● AUFGABEN:
1. Was fördert laut dem Textauszug zur Personalführung eine «shared awareness» für bestehende Herausforderungen im Unternehmen?
2. Kopiere aus dem Textauszug zur Personalführung wortgetreu den Abschnitt, der mit den Worten „Fragmentiertes Wissen wird“ beginnt und mit „und Sozialkapital-bezogene Ergebnisse.“ endet.
3. Schreibe den Textauszug zur Personalführung im Anschluss an seinen letzten Satz weiter.

● TEXTAUSZUG:
Fragmentiertes Wissen wird zusammengeführt und das Erkennen von Zusammenhängen und Mustern fördert eine «shared awareness» für bestehende Herausforde­rungen im Unternehmen, auch wenn unter Umständen nur auf unscharfe Daten zurückgegriffen werden kann. Die Zusammenstellung von in sich und zur Strategie konsistenten Systemen der Personalführung – des Leadership und Personalmanagements – wird unterstützt. Des Weiteren braucht es eine Übernahme gemeinsamer Verantwortung für Leistungs- sowie Human- und Sozialkapital-bezogene Ergebnisse.

● ERFASSTE DATEN:
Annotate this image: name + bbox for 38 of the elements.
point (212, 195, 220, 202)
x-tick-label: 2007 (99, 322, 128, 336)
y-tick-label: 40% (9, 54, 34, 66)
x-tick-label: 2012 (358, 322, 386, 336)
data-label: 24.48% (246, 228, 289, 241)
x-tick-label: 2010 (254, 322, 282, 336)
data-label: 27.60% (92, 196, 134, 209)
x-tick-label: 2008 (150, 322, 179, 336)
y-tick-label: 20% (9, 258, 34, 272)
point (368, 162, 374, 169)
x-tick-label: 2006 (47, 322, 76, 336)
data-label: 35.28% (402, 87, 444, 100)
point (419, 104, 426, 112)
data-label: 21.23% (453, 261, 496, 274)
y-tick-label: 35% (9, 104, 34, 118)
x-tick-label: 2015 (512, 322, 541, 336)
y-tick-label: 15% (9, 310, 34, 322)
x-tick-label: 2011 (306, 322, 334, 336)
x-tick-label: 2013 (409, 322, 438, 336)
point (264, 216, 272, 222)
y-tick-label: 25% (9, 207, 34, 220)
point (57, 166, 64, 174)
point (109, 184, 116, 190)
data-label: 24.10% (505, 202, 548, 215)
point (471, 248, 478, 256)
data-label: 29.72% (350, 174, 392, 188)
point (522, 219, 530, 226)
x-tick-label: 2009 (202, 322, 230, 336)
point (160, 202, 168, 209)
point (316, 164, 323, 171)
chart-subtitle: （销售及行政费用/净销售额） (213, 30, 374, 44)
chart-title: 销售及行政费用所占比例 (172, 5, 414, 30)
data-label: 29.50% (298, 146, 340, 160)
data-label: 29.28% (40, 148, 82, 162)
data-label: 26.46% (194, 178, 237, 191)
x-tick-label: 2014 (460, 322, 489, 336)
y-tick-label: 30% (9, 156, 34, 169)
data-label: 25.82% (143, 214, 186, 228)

● LÖSUNGEN:
1. Das Erkennen von Zusammenhängen und Mustern.

2.
Fragmentiertes Wissen wird zusammengeführt und das Erkennen von Zusammenhängen und Mustern fördert eine «shared awareness» für bestehende Herausforde­rungen im Unternehmen, auch wenn unter Umständen nur auf unscharfe Daten zurückgegriffen werden kann. Die Zusammenstellung von in sich und zur Strategie konsistenten Systemen der Personalführung – des Leadership und Personalmanagements – wird unterstützt. Des Weiteren braucht es eine Übernahme gemeinsamer Verantwortung für Leistungs- sowie Human- und Sozialkapital-bezogene Ergebnisse.

3.
Abschliessend sollte man die Art und Weise des «Doing Business» und das «Mindset im Management» in den Blick nehmen und prüfen, wie gut sie die Konzeption und Realisierung ausgewogener Strategien im Dreiklang «Strategie-Technik-Soziales» zulassen. Dabei geht es auch um die Frage, welche Manager/Führungskräfte es auf Ebene Top- und Middle-Management braucht. Die zunehmend ins Management vordringenden IT-Spezialisten haben zunächst nur selten die Rolle des «Bedenkenträgers» inne. Zu fragen ist insbesondere,

  • ob sie ausreichend über spezifisches Produktions- und Prozesswissen verfügen,
  • ob sie die Besten sind, um Weichenstellungen zu definieren, wie man Human- und Sozialkapital am intelligentesten entwickelt und zusammenbringt und
  • wie sehr sie es gewöhnt sind, andere – jenseits der IT – mitgestalten zu lassen.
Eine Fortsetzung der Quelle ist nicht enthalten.